_DIRECTIONS FOR THIS TASK_:
Search the records for the word "Inadequate" and pick out every line that has it.

*** RECORDS

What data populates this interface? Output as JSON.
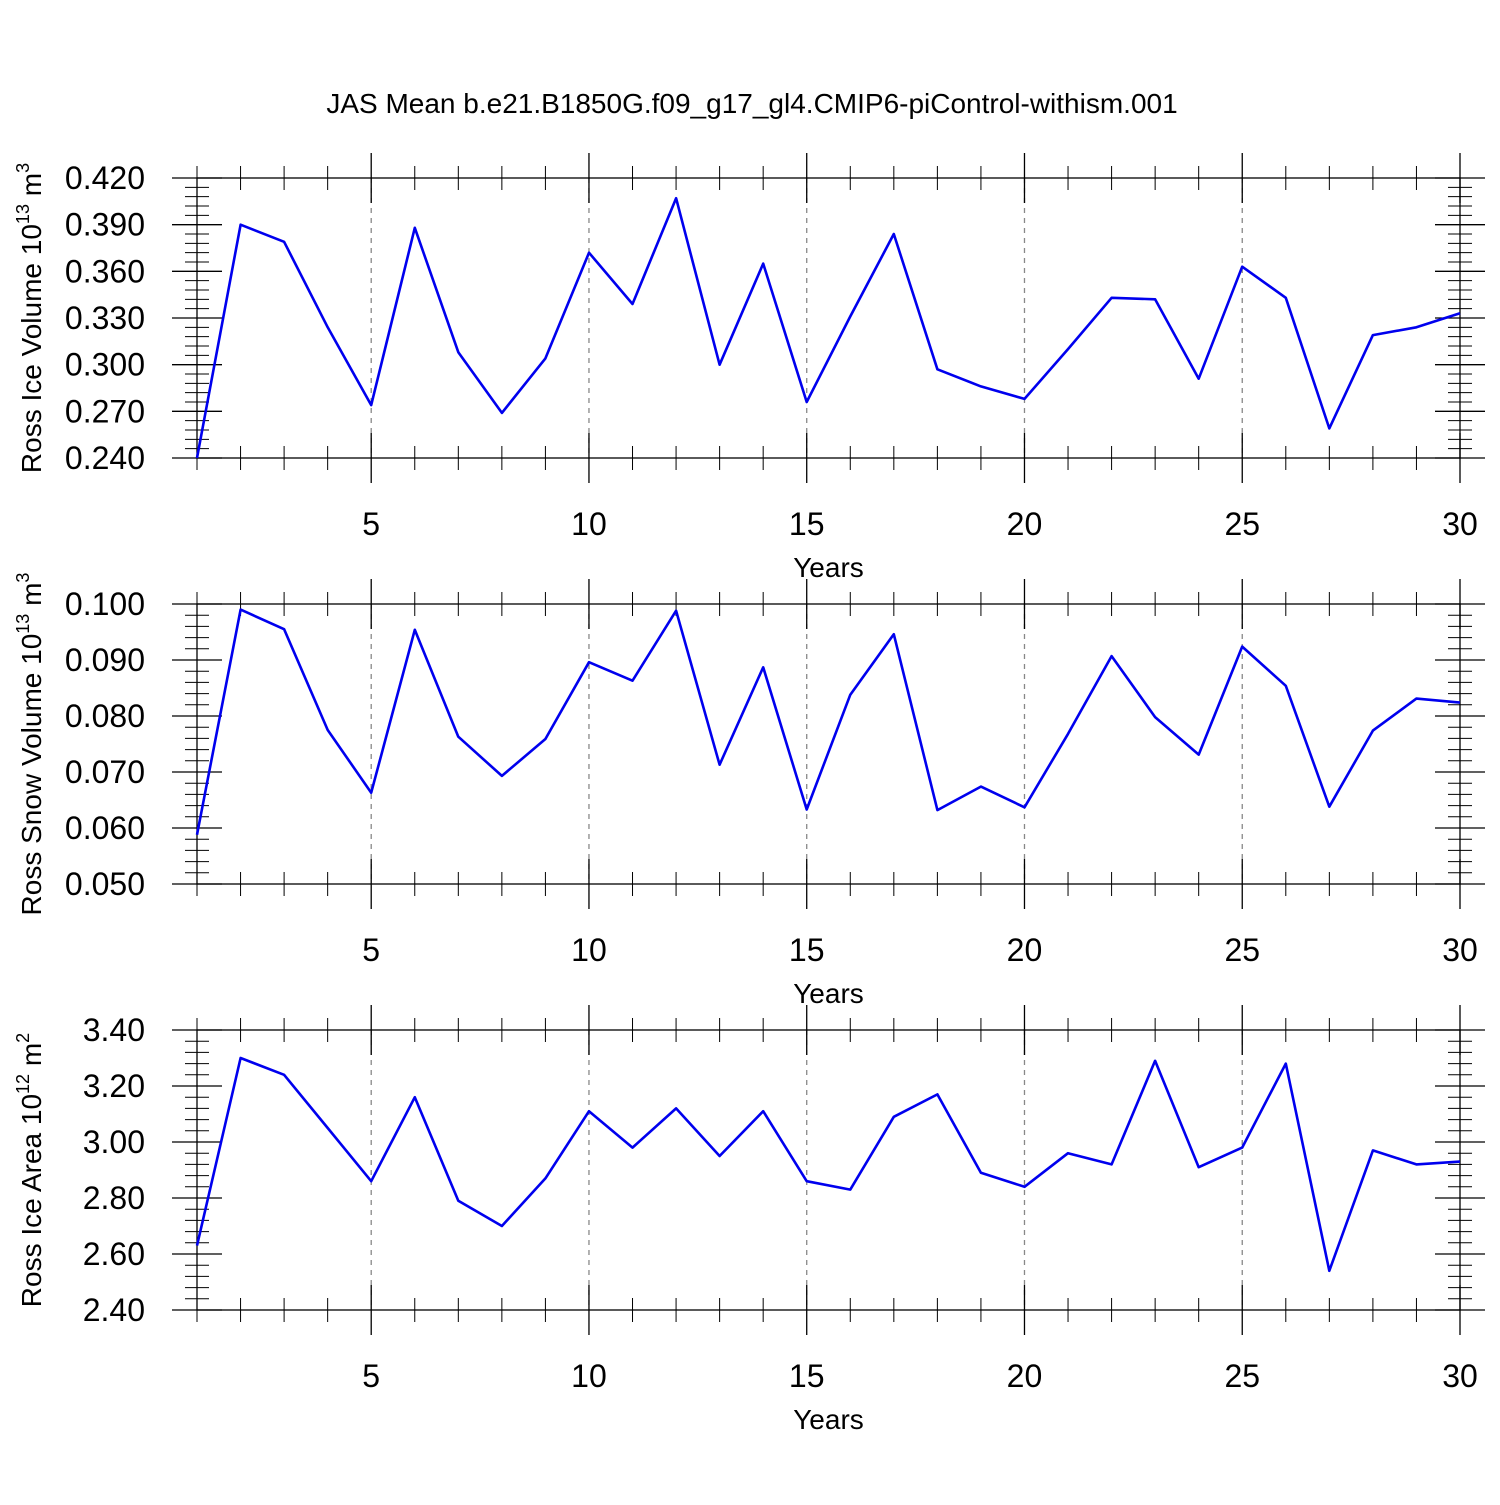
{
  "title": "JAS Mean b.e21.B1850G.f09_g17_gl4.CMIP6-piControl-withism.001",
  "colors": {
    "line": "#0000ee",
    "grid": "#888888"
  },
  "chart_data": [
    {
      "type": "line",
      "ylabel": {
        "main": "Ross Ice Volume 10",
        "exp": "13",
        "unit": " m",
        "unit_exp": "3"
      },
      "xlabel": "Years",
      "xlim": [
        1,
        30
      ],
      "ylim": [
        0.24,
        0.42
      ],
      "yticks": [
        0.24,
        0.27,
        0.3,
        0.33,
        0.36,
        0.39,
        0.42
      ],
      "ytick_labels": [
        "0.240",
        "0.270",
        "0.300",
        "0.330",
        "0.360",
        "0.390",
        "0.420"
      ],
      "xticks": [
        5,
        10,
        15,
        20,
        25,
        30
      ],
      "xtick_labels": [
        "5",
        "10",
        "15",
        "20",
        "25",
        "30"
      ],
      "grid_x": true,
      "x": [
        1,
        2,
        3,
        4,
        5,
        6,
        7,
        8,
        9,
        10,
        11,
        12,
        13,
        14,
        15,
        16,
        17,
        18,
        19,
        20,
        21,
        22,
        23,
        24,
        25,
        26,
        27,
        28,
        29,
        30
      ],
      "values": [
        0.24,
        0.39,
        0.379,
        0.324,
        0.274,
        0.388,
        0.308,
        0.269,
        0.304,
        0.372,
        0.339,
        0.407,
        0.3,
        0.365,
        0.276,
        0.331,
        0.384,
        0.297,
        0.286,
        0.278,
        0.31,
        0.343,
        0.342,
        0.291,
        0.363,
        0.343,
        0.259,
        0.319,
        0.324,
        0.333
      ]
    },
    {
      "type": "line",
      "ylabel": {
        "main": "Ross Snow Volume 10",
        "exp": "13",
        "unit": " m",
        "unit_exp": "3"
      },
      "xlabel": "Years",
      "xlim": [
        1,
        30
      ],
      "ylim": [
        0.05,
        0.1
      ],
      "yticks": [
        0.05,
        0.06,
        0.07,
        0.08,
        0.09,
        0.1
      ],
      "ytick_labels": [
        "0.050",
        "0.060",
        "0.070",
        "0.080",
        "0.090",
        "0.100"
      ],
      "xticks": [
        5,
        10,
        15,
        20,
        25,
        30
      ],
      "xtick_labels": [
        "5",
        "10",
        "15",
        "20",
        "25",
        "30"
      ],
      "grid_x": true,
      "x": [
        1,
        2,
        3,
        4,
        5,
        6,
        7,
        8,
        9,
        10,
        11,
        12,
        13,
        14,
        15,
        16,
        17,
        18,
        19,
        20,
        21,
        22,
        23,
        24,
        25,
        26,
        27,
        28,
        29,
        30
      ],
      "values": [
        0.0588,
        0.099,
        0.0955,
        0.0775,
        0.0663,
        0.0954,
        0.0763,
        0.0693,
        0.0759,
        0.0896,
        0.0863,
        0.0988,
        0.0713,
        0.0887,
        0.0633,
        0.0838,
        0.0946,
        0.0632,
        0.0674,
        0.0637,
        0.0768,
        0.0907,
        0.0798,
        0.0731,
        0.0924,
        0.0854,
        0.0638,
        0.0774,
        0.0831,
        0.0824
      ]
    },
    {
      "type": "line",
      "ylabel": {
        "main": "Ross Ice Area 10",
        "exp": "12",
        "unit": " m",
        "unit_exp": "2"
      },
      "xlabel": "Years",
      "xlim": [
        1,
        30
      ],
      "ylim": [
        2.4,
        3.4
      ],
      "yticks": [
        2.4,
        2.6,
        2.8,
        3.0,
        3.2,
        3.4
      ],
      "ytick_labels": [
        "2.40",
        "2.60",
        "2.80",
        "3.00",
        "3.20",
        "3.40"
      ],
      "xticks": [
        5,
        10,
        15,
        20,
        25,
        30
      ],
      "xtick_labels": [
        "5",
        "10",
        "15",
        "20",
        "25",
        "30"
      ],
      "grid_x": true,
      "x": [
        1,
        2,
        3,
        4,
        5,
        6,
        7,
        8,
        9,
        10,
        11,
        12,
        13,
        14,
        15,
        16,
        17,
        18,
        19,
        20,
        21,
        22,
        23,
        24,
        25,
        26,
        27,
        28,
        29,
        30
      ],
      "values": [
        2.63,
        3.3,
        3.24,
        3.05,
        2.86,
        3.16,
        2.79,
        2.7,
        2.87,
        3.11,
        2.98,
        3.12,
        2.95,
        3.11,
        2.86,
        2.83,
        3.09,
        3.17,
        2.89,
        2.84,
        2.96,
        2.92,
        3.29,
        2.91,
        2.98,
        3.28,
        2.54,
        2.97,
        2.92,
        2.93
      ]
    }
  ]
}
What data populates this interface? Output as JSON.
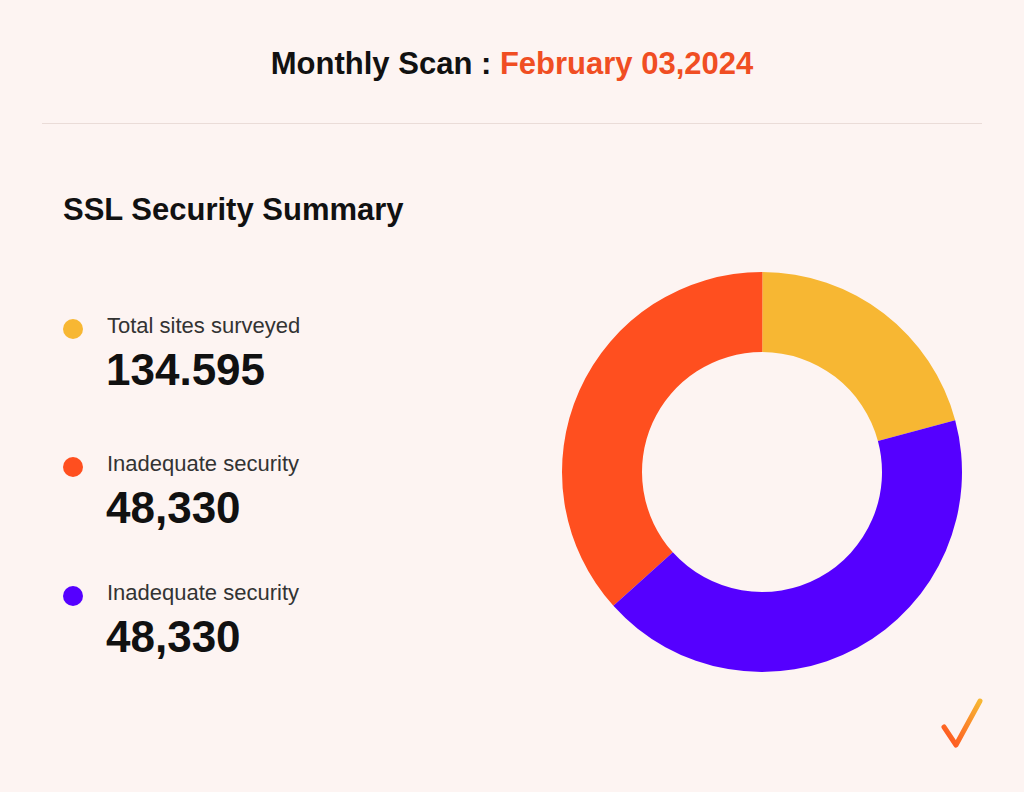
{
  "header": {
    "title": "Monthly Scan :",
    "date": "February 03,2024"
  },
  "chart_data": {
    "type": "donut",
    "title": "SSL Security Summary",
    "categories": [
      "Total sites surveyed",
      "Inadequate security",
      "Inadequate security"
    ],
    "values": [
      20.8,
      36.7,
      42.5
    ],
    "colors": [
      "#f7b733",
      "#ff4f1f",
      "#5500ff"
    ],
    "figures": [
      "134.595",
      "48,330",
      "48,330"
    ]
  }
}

******

_TASK OUTPUT_:
      "Inadequate security",
      "Inadequate security"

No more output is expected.